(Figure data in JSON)

════════════════

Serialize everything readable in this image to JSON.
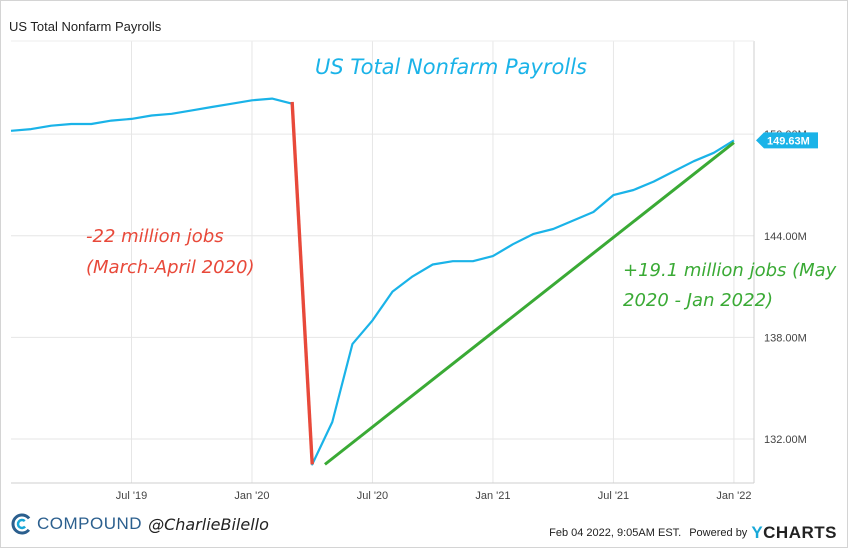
{
  "header": {
    "title": "US Total Nonfarm Payrolls"
  },
  "chart_data": {
    "type": "line",
    "title": "US Total Nonfarm Payrolls",
    "xlabel": "",
    "ylabel": "",
    "x_ticks": [
      "Jul '19",
      "Jan '20",
      "Jul '20",
      "Jan '21",
      "Jul '21",
      "Jan '22"
    ],
    "y_ticks": [
      "132.00M",
      "138.00M",
      "144.00M",
      "150.00M"
    ],
    "ylim": [
      129.4,
      155.5
    ],
    "xlim": [
      "2019-01",
      "2022-02"
    ],
    "grid": true,
    "series": [
      {
        "color": "#1ab3e8",
        "x": [
          "2019-01",
          "2019-02",
          "2019-03",
          "2019-04",
          "2019-05",
          "2019-06",
          "2019-07",
          "2019-08",
          "2019-09",
          "2019-10",
          "2019-11",
          "2019-12",
          "2020-01",
          "2020-02",
          "2020-03",
          "2020-04",
          "2020-05",
          "2020-06",
          "2020-07",
          "2020-08",
          "2020-09",
          "2020-10",
          "2020-11",
          "2020-12",
          "2021-01",
          "2021-02",
          "2021-03",
          "2021-04",
          "2021-05",
          "2021-06",
          "2021-07",
          "2021-08",
          "2021-09",
          "2021-10",
          "2021-11",
          "2021-12",
          "2022-01"
        ],
        "values": [
          150.2,
          150.3,
          150.5,
          150.6,
          150.6,
          150.8,
          150.9,
          151.1,
          151.2,
          151.4,
          151.6,
          151.8,
          152.0,
          152.1,
          151.8,
          130.5,
          133.0,
          137.6,
          139.0,
          140.7,
          141.6,
          142.3,
          142.5,
          142.5,
          142.8,
          143.5,
          144.1,
          144.4,
          144.9,
          145.4,
          146.4,
          146.7,
          147.2,
          147.8,
          148.4,
          148.9,
          149.63
        ]
      }
    ],
    "last_value_label": "149.63M",
    "annotations": [
      {
        "text_line1": "-22 million jobs",
        "text_line2": "(March-April 2020)",
        "color": "#e8493a"
      },
      {
        "text_line1": "+19.1 million jobs (May",
        "text_line2": "2020 - Jan 2022)",
        "color": "#3aaa35"
      }
    ],
    "annotation_lines": [
      {
        "color": "#e8493a",
        "from_x": "2020-03",
        "from_y": 151.9,
        "to_x": "2020-04",
        "to_y": 130.5
      },
      {
        "color": "#3aaa35",
        "from_x": "2020-04-20",
        "from_y": 130.5,
        "to_x": "2022-01",
        "to_y": 149.5
      }
    ],
    "colors": {
      "line": "#1ab3e8",
      "grid": "#e6e6e6",
      "label_bg": "#1ab3e8",
      "title": "#1ab3e8"
    }
  },
  "footer": {
    "brand": "COMPOUND",
    "handle": "@CharlieBilello",
    "date": "Feb 04 2022, 9:05AM EST.",
    "powered": "Powered by",
    "ycharts_y": "Y",
    "ycharts_rest": "CHARTS"
  }
}
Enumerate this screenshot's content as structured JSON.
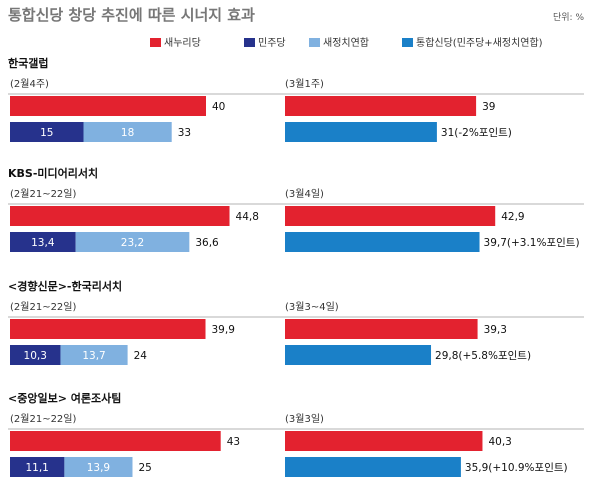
{
  "title": "통합신당 창당 추진에 따른 시너지 효과",
  "unit_label": "단위: %",
  "colors": {
    "saenuri": "#e3222f",
    "minju": "#26328c",
    "saejeongchi": "#80b1e0",
    "tonghap": "#1a80c8"
  },
  "chart_data": {
    "type": "bar",
    "title": "통합신당 창당 추진에 따른 시너지 효과",
    "unit": "단위: %",
    "legend": [
      {
        "key": "saenuri",
        "label": "새누리당"
      },
      {
        "key": "minju",
        "label": "민주당"
      },
      {
        "key": "saejeongchi",
        "label": "새정치연합"
      },
      {
        "key": "tonghap",
        "label": "통합신당(민주당+새정치연합)"
      }
    ],
    "legend_position": "top-right",
    "polls": [
      {
        "name": "한국갤럽",
        "before": {
          "period": "(2월4주)",
          "saenuri": 40,
          "minju": 15,
          "saejeongchi": 18,
          "total": 33
        },
        "after": {
          "period": "(3월1주)",
          "saenuri": 39,
          "tonghap": 31,
          "change": "(-2%포인트)"
        }
      },
      {
        "name": "KBS-미디어리서치",
        "before": {
          "period": "(2월21~22일)",
          "saenuri": 44.8,
          "minju": 13.4,
          "saejeongchi": 23.2,
          "total": 36.6
        },
        "after": {
          "period": "(3월4일)",
          "saenuri": 42.9,
          "tonghap": 39.7,
          "change": "(+3.1%포인트)"
        }
      },
      {
        "name": "<경향신문>-한국리서치",
        "before": {
          "period": "(2월21~22일)",
          "saenuri": 39.9,
          "minju": 10.3,
          "saejeongchi": 13.7,
          "total": 24
        },
        "after": {
          "period": "(3월3~4일)",
          "saenuri": 39.3,
          "tonghap": 29.8,
          "change": "(+5.8%포인트)"
        }
      },
      {
        "name": "<중앙일보> 여론조사팀",
        "before": {
          "period": "(2월21~22일)",
          "saenuri": 43,
          "minju": 11.1,
          "saejeongchi": 13.9,
          "total": 25
        },
        "after": {
          "period": "(3월3일)",
          "saenuri": 40.3,
          "tonghap": 35.9,
          "change": "(+10.9%포인트)"
        }
      }
    ]
  }
}
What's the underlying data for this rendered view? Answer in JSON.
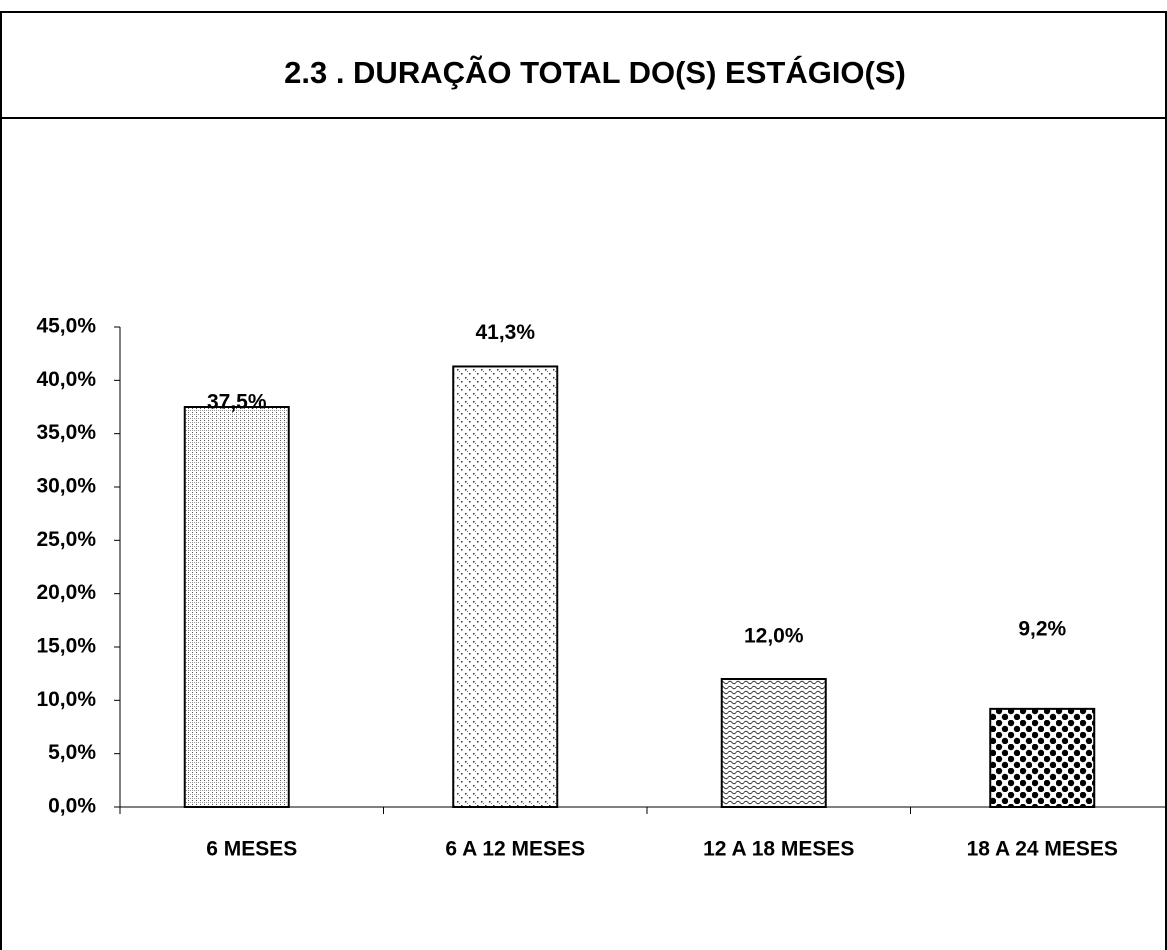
{
  "chart_data": {
    "type": "bar",
    "title": "2.3 . DURAÇÃO TOTAL DO(S) ESTÁGIO(S)",
    "categories": [
      "6 MESES",
      "6  A 12 MESES",
      "12  A 18 MESES",
      "18 A  24 MESES"
    ],
    "values": [
      37.5,
      41.3,
      12.0,
      9.2
    ],
    "value_labels": [
      "37,5%",
      "41,3%",
      "12,0%",
      "9,2%"
    ],
    "ylim": [
      0,
      45
    ],
    "yticks": [
      {
        "value": 0,
        "label": "0,0%"
      },
      {
        "value": 5,
        "label": "5,0%"
      },
      {
        "value": 10,
        "label": "10,0%"
      },
      {
        "value": 15,
        "label": "15,0%"
      },
      {
        "value": 20,
        "label": "20,0%"
      },
      {
        "value": 25,
        "label": "25,0%"
      },
      {
        "value": 30,
        "label": "30,0%"
      },
      {
        "value": 35,
        "label": "35,0%"
      },
      {
        "value": 40,
        "label": "40,0%"
      },
      {
        "value": 45,
        "label": "45,0%"
      }
    ],
    "grid": false
  }
}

════════════════

* _Work to complete_
Copy out every line of the data that includes "Payrolls".

* _Output of the exercise_
    "title": "US Total Nonfarm Payrolls"
    "title": "US Total Nonfarm Payrolls",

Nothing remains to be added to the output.